### Requirements
Give only the number of lines in the records that include the string "triangle".

### Figure dataset records
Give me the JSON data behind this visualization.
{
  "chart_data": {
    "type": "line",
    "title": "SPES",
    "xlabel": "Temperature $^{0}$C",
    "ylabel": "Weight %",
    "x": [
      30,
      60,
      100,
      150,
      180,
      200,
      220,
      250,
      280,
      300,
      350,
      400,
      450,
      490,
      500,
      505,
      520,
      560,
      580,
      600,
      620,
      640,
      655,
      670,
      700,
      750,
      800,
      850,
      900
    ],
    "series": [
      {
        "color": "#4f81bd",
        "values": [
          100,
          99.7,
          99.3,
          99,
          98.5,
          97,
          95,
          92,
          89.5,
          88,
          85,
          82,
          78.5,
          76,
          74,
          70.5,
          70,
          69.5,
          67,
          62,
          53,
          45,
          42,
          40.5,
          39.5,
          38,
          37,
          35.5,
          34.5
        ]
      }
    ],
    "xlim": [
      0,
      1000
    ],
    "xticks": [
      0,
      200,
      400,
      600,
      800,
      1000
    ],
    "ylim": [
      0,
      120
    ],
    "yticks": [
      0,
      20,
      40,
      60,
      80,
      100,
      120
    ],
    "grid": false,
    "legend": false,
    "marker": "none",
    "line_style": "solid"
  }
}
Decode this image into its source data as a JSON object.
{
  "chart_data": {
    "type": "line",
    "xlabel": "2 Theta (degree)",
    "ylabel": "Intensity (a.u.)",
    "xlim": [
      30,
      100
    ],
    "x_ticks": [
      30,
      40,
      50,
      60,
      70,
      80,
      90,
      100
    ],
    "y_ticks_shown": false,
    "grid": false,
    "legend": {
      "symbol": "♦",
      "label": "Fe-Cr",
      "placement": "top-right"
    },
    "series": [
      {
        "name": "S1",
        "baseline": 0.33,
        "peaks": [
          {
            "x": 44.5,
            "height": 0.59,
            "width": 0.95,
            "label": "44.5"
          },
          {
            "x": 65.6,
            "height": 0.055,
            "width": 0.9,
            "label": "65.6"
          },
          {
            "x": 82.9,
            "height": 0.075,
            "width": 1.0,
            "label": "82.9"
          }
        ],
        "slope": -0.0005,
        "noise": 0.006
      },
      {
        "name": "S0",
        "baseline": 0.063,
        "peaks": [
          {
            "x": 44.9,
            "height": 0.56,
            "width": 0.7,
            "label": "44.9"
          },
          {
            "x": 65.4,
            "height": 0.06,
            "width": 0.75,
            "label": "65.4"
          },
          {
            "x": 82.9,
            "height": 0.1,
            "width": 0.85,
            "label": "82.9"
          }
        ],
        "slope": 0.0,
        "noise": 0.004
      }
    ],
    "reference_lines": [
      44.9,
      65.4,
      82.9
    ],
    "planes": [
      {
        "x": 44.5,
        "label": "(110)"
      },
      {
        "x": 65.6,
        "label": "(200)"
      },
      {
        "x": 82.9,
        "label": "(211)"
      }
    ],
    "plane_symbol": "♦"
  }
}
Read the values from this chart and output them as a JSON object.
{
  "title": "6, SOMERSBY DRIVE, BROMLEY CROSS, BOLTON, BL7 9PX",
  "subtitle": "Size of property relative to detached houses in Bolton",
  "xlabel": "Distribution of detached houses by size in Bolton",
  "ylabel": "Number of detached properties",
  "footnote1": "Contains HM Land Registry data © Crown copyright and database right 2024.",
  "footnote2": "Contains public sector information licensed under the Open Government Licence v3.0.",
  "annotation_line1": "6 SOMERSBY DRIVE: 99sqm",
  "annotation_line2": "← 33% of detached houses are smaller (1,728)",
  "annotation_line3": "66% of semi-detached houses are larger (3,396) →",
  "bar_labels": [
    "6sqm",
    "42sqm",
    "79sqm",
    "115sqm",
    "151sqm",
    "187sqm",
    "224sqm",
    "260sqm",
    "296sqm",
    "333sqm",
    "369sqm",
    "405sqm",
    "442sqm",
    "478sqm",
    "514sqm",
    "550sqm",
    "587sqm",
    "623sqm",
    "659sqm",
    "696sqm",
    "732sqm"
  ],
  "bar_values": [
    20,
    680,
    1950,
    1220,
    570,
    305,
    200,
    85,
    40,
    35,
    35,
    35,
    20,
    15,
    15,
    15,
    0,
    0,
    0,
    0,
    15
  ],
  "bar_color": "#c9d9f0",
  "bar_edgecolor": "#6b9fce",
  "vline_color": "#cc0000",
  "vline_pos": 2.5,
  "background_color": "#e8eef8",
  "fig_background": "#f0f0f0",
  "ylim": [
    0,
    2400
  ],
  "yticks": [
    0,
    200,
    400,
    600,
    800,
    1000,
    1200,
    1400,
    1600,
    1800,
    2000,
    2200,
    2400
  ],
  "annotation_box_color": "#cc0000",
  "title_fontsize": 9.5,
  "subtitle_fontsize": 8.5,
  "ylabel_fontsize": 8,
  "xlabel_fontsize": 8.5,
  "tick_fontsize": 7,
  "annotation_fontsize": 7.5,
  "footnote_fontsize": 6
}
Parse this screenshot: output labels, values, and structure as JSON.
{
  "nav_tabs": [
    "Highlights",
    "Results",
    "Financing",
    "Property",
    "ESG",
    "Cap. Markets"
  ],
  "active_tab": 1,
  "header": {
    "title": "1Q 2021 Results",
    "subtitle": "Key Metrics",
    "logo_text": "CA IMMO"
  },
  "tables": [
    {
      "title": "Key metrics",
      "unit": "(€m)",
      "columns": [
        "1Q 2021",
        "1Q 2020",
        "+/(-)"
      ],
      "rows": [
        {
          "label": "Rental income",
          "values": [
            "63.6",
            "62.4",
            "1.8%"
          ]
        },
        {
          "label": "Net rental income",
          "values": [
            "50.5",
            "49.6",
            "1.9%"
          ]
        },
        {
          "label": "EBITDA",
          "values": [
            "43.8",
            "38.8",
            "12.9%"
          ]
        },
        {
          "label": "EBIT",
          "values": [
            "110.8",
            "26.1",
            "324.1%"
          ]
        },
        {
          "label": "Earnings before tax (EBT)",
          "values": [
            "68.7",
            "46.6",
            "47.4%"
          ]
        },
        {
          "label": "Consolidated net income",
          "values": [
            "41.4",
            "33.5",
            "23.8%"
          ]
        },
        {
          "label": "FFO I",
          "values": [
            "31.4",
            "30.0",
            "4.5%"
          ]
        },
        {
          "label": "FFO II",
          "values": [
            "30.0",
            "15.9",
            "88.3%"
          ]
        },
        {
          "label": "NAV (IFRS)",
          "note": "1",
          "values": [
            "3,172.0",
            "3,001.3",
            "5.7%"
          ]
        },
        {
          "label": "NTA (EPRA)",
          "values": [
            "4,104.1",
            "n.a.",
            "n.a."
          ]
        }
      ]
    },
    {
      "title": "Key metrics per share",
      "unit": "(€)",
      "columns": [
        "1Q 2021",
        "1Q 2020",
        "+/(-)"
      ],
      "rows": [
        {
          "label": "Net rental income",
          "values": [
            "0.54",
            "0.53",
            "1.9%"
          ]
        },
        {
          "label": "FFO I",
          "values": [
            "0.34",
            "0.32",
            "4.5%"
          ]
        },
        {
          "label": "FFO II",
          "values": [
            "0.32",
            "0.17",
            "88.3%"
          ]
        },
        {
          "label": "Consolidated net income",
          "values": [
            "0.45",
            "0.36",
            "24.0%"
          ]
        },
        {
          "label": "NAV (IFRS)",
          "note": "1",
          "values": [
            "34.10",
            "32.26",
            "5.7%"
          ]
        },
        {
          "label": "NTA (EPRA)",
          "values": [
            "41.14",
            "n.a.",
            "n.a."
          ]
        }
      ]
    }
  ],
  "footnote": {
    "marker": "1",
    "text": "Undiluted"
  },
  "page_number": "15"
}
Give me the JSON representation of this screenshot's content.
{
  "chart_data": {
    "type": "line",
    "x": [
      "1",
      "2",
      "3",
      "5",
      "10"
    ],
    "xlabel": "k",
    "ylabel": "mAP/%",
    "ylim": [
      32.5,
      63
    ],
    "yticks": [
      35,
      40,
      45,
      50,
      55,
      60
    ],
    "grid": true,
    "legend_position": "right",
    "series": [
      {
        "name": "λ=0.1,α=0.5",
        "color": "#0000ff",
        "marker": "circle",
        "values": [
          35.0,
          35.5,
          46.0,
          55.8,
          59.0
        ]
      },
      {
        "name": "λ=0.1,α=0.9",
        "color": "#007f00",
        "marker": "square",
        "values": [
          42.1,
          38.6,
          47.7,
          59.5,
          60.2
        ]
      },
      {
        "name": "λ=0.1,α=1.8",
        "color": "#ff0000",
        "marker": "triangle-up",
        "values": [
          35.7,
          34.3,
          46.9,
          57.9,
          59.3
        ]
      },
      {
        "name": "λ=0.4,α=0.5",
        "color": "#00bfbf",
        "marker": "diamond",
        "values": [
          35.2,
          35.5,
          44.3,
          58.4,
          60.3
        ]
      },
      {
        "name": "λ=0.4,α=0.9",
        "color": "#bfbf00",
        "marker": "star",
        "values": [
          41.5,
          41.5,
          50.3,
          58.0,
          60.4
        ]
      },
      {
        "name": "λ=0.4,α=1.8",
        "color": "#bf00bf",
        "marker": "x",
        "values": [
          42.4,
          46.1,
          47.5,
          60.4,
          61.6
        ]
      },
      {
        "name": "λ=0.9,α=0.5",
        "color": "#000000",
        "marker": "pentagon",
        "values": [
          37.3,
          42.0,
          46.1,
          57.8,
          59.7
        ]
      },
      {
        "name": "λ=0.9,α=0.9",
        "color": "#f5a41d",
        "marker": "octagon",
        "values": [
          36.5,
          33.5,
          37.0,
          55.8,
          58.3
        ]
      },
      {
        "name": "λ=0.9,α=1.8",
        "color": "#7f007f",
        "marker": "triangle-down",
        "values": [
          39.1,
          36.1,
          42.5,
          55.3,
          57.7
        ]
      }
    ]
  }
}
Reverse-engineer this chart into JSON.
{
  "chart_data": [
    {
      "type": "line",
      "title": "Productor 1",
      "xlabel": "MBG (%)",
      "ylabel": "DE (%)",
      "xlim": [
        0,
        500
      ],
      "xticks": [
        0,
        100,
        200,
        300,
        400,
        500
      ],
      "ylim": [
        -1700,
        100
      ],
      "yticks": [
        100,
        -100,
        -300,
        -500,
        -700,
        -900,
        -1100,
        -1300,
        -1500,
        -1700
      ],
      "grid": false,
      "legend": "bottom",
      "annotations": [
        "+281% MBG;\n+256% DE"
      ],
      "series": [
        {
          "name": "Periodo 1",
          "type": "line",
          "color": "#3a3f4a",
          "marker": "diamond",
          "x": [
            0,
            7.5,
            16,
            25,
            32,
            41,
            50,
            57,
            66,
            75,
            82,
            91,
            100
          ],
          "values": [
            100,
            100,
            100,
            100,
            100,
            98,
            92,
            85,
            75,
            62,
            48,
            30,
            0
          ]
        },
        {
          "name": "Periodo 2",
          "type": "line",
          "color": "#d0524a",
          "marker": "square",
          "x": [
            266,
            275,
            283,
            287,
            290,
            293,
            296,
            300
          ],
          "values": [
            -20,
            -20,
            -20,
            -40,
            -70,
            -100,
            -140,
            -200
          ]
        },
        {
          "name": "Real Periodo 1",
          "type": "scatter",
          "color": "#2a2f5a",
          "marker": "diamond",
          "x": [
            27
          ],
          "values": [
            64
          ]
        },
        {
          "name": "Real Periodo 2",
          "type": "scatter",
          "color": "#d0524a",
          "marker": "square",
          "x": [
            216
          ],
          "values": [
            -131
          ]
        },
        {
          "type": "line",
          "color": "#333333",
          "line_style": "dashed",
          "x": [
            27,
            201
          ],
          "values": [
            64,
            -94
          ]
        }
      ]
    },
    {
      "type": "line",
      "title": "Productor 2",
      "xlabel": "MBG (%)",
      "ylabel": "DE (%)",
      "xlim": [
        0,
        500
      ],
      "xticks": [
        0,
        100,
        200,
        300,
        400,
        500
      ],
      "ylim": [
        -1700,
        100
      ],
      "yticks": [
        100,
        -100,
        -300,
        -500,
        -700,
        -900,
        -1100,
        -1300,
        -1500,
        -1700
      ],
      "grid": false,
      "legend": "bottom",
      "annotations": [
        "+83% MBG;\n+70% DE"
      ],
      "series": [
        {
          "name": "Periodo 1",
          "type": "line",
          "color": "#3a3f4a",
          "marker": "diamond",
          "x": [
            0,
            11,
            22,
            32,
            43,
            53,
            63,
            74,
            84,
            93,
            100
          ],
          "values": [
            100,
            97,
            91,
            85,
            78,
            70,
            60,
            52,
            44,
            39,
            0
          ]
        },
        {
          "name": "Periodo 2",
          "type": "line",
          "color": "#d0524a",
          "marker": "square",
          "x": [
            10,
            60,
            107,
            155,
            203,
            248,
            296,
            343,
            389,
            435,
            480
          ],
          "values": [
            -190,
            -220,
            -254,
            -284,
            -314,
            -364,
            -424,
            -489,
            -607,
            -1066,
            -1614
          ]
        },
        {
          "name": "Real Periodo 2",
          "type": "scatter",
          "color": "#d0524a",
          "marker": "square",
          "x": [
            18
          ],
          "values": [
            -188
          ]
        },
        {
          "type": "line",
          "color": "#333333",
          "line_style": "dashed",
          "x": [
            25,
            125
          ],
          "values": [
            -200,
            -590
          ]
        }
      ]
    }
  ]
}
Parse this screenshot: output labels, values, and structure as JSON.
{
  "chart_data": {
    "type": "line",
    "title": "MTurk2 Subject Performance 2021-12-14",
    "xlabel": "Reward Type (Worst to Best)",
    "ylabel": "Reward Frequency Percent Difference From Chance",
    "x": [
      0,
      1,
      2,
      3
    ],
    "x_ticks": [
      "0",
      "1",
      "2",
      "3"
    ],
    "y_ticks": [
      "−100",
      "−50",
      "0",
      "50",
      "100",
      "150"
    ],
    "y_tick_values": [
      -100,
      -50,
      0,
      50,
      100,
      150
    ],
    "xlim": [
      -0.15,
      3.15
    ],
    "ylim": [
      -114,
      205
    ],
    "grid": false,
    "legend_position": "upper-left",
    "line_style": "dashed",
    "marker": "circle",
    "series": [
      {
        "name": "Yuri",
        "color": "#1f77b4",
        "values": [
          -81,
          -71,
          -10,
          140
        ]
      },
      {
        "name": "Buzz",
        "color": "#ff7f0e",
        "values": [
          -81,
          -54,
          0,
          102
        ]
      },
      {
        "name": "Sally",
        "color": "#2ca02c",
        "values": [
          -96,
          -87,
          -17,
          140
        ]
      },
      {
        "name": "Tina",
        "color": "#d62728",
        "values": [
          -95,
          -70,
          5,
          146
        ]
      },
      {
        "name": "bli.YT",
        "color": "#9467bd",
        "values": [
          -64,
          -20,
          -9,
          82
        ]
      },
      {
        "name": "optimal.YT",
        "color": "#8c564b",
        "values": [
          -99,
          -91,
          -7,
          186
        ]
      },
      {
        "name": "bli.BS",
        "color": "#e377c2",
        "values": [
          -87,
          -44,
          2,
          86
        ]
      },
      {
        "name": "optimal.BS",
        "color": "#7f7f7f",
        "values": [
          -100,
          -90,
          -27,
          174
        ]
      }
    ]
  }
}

### Correct output
2